» **Goal of the exercise**
Give the number of lines below that contain the word "février", and nothing else.

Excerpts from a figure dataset
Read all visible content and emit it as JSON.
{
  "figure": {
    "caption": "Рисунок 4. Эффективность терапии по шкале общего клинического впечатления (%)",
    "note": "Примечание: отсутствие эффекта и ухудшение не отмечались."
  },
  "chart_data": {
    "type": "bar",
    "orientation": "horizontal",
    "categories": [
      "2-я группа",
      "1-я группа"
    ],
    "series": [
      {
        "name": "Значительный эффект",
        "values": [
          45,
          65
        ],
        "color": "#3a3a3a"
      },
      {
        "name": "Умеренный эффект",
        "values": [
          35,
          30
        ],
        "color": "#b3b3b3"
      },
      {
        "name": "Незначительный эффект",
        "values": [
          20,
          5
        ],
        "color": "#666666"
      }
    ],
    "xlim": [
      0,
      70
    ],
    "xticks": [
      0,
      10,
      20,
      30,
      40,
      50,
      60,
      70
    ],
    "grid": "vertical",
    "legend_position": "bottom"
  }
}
---
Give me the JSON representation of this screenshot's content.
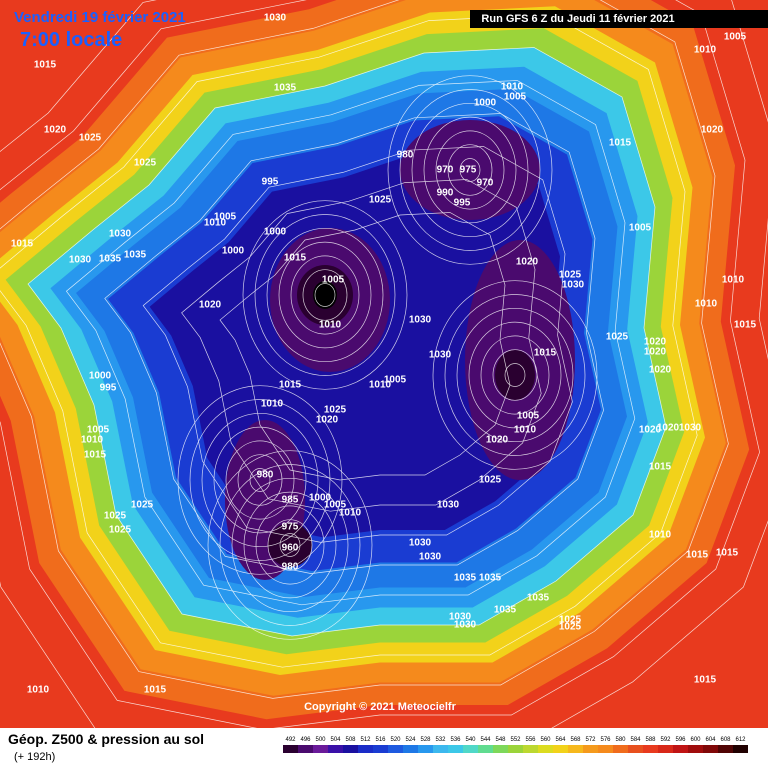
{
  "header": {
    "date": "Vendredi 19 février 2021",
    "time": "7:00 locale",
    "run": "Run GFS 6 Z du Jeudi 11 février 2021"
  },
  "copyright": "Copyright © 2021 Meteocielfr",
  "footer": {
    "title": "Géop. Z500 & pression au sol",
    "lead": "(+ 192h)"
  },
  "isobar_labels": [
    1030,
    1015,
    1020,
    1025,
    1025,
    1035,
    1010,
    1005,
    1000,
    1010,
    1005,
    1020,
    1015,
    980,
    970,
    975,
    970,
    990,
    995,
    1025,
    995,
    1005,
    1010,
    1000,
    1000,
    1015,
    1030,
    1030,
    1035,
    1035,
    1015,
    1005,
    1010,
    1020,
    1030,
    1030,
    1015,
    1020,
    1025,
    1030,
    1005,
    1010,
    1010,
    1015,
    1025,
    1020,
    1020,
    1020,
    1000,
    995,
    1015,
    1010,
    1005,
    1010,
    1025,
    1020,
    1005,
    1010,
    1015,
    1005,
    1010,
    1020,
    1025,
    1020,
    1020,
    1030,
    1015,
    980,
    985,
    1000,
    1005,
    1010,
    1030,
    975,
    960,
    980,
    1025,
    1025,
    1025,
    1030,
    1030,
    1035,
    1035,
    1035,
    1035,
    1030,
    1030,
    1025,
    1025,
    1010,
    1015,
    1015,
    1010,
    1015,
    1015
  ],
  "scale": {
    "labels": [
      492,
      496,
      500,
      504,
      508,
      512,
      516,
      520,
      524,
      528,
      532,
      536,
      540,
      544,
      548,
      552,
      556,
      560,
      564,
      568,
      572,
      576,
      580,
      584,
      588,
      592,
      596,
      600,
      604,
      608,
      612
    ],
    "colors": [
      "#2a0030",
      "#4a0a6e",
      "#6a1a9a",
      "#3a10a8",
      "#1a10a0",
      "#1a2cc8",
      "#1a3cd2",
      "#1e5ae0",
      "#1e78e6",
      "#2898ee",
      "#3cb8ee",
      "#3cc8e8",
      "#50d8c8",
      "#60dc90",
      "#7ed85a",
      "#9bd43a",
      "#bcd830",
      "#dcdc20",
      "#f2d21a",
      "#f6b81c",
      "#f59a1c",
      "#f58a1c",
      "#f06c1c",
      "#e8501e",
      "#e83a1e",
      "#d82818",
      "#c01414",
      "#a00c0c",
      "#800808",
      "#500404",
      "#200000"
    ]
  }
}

» **Right answer**
2